> Problem statement
List each line in which the string "JSON" appears.

> Given records

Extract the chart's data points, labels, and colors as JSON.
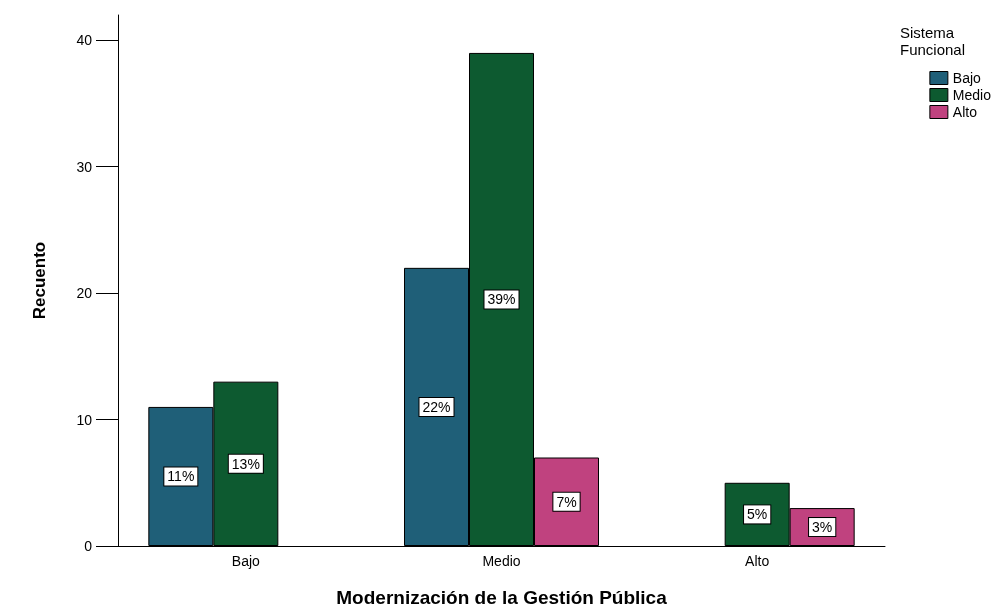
{
  "chart_data": {
    "type": "bar",
    "xlabel": "Modernización de la Gestión Pública",
    "ylabel": "Recuento",
    "legend_title": "Sistema Funcional",
    "categories": [
      "Bajo",
      "Medio",
      "Alto"
    ],
    "series": [
      {
        "name": "Bajo",
        "color": "#1f5f78",
        "values": [
          11,
          22,
          null
        ],
        "value_labels": [
          "11%",
          "22%",
          null
        ]
      },
      {
        "name": "Medio",
        "color": "#0d5a30",
        "values": [
          13,
          39,
          5
        ],
        "value_labels": [
          "13%",
          "39%",
          "5%"
        ]
      },
      {
        "name": "Alto",
        "color": "#c0427f",
        "values": [
          null,
          7,
          3
        ],
        "value_labels": [
          null,
          "7%",
          "3%"
        ]
      }
    ],
    "ylim": [
      0,
      42
    ],
    "yticks": [
      0,
      10,
      20,
      30,
      40
    ],
    "grid": false,
    "legend": "top right"
  }
}
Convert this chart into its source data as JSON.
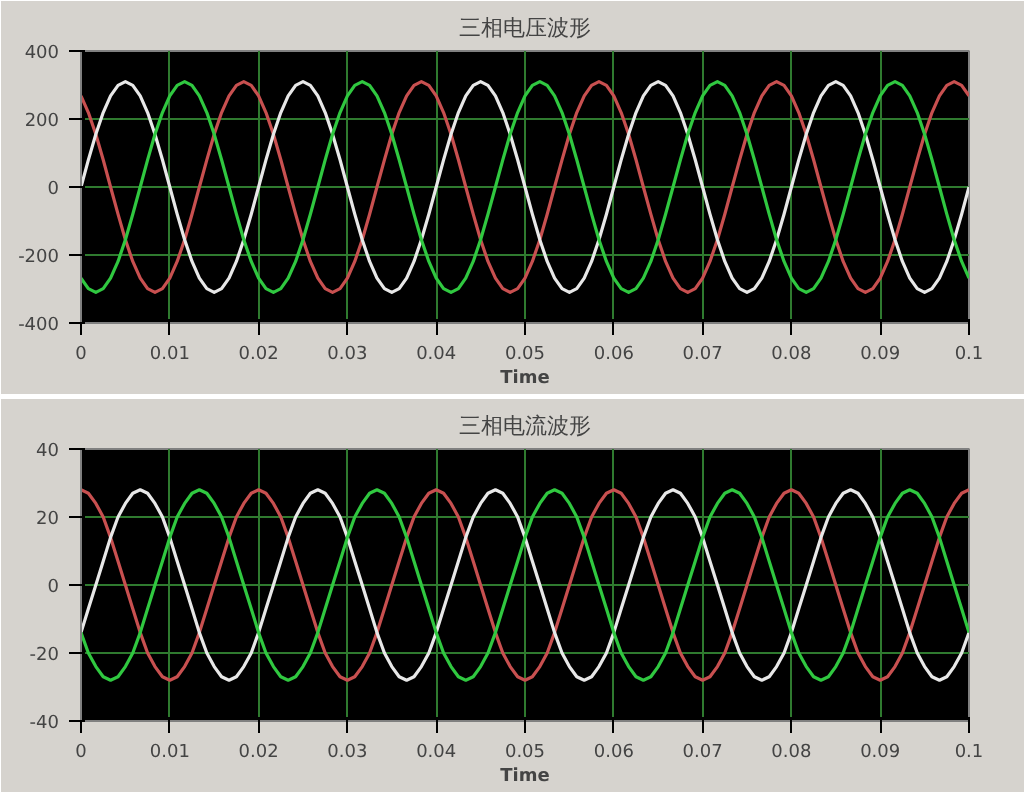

> Finished answer
Extract the chart's data points, labels, and colors as JSON.
Convert this chart into its source data as JSON.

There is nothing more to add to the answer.